> What is needed
Below are the records; locate each line with the word "μέγεθος" and copy it.

########################################

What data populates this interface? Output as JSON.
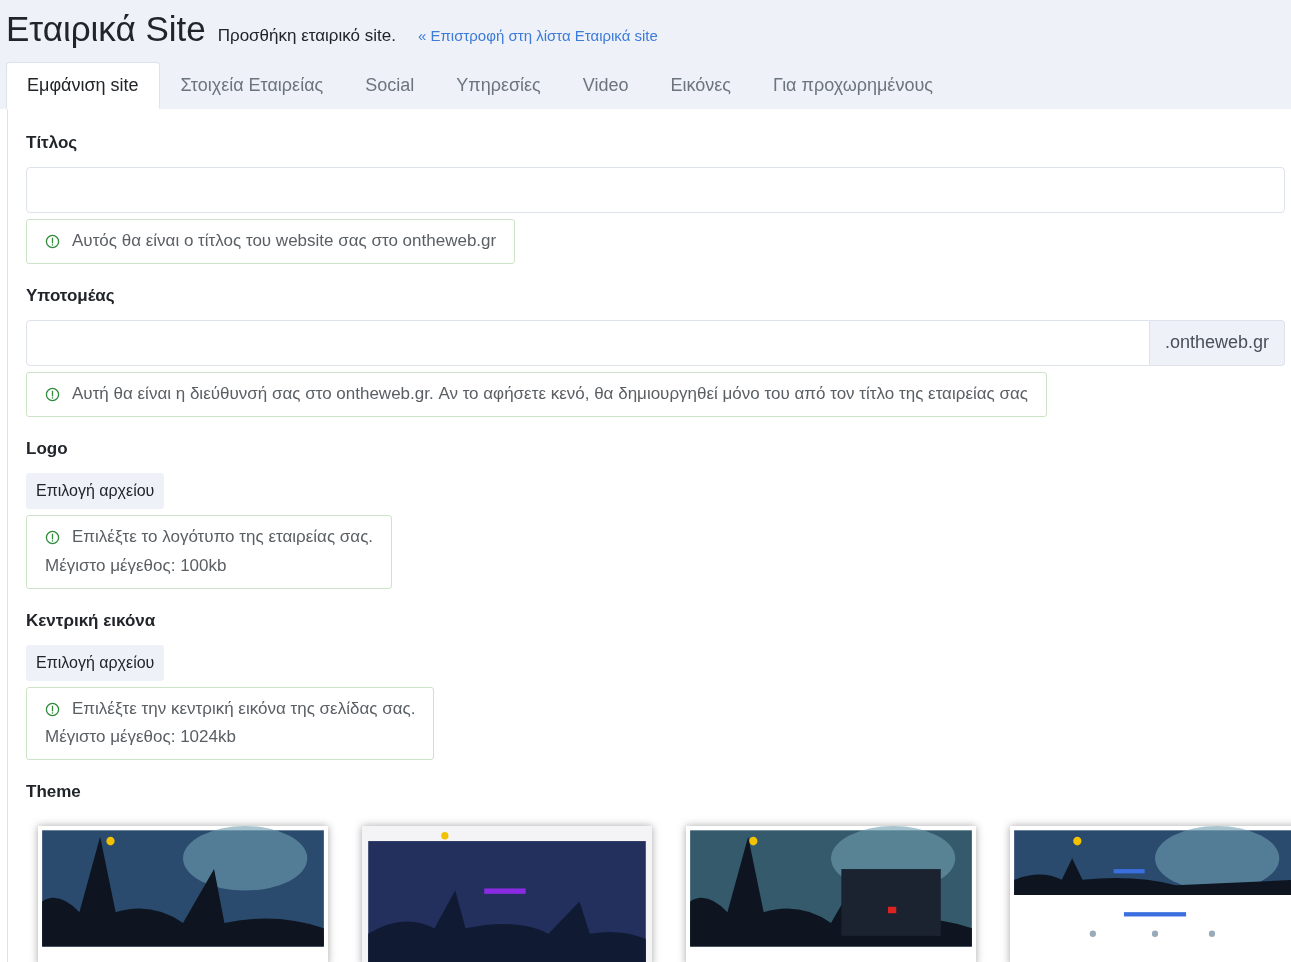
{
  "header": {
    "title": "Εταιρικά Site",
    "subtitle": "Προσθήκη εταιρικό site.",
    "back_link": "« Επιστροφή στη λίστα Εταιρικά site"
  },
  "tabs": [
    {
      "label": "Εμφάνιση site",
      "selected": true
    },
    {
      "label": "Στοιχεία Εταιρείας",
      "selected": false
    },
    {
      "label": "Social",
      "selected": false
    },
    {
      "label": "Υπηρεσίες",
      "selected": false
    },
    {
      "label": "Video",
      "selected": false
    },
    {
      "label": "Εικόνες",
      "selected": false
    },
    {
      "label": "Για προχωρημένους",
      "selected": false
    }
  ],
  "fields": [
    {
      "kind": "text",
      "label": "Τίτλος",
      "hint": "Αυτός θα είναι ο τίτλος του website σας στο ontheweb.gr"
    },
    {
      "kind": "suffix",
      "label": "Υποτομέας",
      "suffix": ".ontheweb.gr",
      "hint": "Αυτή θα είναι η διεύθυνσή σας στο ontheweb.gr. Αν το αφήσετε κενό, θα δημιουργηθεί μόνο του από τον τίτλο της εταιρείας σας"
    },
    {
      "kind": "file",
      "label": "Logo",
      "button": "Επιλογή αρχείου",
      "hint": "Επιλέξτε το λογότυπο της εταιρείας σας.",
      "note": "Μέγιστο μέγεθος: 100kb"
    },
    {
      "kind": "file",
      "label": "Κεντρική εικόνα",
      "button": "Επιλογή αρχείου",
      "hint": "Επιλέξτε την κεντρική εικόνα της σελίδας σας.",
      "note": "Μέγιστο μέγεθος: 1024kb"
    }
  ],
  "theme": {
    "label": "Theme"
  }
}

########################################

> Full response
      "note": "Μέγιστο μέγεθος: 100kb"
      "note": "Μέγιστο μέγεθος: 1024kb"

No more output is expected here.